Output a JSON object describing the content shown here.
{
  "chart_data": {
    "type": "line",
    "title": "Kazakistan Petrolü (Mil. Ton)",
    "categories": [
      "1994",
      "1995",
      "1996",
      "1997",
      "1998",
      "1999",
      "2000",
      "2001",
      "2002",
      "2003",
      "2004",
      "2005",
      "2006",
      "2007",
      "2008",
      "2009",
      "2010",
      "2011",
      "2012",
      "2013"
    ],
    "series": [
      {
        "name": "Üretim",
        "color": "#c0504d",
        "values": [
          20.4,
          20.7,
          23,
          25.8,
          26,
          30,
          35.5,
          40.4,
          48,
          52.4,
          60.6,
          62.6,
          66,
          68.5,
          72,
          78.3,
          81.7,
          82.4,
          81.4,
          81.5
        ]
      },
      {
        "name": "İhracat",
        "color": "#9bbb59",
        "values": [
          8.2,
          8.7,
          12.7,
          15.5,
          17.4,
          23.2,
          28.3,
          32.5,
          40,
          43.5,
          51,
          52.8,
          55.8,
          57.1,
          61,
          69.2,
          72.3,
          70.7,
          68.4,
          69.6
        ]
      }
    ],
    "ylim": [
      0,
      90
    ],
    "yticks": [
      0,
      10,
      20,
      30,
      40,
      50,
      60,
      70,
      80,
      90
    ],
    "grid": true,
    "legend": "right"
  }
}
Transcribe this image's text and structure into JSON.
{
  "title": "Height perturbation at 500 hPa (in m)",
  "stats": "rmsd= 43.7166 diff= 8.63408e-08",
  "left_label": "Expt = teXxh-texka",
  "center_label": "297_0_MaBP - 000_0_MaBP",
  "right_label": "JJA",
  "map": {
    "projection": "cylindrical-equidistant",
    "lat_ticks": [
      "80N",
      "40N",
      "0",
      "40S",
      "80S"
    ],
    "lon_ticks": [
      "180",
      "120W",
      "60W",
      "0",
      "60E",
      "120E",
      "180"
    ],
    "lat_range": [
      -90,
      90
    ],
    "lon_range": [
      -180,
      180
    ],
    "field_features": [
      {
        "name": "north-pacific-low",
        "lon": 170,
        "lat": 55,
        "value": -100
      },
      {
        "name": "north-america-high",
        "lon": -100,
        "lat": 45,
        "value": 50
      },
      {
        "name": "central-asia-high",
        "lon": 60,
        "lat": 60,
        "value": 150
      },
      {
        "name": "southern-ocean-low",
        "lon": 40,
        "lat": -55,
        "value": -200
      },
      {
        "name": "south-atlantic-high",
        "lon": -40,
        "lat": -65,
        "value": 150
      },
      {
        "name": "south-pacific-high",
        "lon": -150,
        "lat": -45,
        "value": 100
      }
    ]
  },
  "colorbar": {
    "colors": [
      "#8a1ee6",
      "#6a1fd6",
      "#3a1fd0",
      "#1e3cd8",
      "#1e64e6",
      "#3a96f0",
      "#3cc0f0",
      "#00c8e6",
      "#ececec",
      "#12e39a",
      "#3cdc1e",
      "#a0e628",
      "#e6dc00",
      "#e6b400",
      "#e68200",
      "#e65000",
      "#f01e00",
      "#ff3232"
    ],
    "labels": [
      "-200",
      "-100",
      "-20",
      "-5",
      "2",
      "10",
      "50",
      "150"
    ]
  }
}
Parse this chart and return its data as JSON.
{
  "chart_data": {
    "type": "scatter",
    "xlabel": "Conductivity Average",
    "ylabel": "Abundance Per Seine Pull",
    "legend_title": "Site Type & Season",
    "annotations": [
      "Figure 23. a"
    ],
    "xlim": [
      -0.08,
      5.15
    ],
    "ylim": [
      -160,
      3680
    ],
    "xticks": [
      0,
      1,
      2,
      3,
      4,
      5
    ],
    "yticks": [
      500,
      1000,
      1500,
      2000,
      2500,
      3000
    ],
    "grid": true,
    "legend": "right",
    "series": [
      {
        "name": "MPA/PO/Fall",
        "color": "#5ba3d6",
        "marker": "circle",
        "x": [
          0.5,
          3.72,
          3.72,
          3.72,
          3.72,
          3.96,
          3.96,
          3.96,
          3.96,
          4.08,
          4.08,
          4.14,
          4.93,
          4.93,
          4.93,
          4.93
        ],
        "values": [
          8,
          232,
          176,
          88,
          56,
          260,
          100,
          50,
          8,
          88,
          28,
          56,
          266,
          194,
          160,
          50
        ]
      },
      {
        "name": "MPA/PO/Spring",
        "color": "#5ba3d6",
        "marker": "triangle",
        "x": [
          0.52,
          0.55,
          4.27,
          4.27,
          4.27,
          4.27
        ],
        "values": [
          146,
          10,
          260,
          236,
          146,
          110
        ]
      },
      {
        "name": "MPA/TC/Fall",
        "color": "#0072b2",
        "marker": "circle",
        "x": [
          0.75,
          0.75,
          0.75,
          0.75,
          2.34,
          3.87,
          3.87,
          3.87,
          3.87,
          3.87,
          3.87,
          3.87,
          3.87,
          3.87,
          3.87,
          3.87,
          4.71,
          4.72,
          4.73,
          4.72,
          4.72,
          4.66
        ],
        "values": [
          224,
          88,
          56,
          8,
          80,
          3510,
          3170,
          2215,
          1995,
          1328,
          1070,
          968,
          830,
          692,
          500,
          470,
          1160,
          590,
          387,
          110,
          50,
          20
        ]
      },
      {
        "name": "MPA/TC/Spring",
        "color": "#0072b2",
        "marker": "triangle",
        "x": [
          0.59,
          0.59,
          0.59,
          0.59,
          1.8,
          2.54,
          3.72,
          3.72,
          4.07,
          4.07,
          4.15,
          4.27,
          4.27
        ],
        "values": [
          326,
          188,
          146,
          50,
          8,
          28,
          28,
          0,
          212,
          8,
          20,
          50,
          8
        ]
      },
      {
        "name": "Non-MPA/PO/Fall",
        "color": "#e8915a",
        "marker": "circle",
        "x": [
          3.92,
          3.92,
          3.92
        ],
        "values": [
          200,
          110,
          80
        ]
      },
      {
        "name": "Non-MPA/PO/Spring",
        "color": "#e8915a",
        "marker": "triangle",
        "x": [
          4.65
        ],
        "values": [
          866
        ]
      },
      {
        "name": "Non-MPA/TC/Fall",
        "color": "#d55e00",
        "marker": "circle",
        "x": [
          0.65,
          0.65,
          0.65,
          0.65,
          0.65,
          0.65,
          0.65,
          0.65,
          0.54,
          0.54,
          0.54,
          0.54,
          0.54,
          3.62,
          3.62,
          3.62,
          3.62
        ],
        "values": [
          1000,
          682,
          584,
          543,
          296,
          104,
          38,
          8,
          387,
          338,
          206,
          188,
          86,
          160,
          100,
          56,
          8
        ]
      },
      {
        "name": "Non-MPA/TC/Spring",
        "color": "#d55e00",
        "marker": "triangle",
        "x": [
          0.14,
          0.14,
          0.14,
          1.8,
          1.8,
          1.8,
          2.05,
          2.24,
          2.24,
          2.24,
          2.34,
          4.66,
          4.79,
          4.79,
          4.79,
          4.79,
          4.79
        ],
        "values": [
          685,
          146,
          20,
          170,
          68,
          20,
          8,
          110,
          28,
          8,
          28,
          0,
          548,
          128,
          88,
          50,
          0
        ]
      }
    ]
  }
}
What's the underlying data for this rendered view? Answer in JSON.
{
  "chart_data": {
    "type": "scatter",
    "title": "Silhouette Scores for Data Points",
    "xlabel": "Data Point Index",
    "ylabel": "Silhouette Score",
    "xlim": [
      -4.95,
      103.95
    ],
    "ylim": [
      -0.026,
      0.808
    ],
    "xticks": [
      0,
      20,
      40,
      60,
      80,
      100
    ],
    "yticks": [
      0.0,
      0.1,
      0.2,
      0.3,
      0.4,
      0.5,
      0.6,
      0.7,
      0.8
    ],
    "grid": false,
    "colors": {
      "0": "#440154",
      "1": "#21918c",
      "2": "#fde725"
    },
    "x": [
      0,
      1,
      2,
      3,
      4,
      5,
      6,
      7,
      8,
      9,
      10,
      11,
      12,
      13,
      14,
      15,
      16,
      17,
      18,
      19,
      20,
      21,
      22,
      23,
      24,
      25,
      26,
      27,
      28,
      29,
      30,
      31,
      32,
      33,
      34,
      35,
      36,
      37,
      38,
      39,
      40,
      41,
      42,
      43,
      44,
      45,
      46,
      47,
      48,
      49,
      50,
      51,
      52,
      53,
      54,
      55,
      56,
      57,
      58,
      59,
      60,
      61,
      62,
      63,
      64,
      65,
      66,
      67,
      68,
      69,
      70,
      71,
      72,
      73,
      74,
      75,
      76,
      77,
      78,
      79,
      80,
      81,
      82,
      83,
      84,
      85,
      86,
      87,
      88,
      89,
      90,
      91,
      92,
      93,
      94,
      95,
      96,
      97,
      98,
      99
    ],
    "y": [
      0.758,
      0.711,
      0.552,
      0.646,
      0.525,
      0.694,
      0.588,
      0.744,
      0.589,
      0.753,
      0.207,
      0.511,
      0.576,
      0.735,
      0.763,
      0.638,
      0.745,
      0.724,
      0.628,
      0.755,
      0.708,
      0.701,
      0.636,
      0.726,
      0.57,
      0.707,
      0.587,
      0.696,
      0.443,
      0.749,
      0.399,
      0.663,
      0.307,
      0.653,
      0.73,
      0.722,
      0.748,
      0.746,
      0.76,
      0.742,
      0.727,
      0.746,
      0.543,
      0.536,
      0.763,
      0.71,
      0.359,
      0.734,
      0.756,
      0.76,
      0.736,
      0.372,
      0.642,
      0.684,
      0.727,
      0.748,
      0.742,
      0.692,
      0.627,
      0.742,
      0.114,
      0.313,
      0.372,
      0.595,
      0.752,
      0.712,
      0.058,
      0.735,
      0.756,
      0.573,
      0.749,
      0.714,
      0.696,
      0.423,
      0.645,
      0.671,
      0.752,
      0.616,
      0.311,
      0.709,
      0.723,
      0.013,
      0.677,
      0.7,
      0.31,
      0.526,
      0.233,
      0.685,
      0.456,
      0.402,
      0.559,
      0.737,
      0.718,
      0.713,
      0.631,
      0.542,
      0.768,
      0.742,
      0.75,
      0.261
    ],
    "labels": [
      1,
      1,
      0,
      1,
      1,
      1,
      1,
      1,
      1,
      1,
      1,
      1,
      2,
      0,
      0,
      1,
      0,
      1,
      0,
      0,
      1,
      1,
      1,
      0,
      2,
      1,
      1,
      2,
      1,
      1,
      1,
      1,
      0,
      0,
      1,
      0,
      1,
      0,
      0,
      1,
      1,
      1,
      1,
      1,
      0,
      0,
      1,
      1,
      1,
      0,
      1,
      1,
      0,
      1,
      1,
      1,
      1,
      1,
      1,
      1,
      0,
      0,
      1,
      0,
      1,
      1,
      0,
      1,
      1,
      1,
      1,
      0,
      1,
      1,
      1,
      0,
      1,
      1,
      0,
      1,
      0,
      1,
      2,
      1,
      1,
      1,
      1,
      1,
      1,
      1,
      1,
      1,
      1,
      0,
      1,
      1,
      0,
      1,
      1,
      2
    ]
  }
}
******************************
What to produce
Check each line of the entries for the string "Fall". Copy the lines that have it.

Exercise answer
        "name": "MPA/PO/Fall",
        "name": "MPA/TC/Fall",
        "name": "Non-MPA/PO/Fall",
        "name": "Non-MPA/TC/Fall",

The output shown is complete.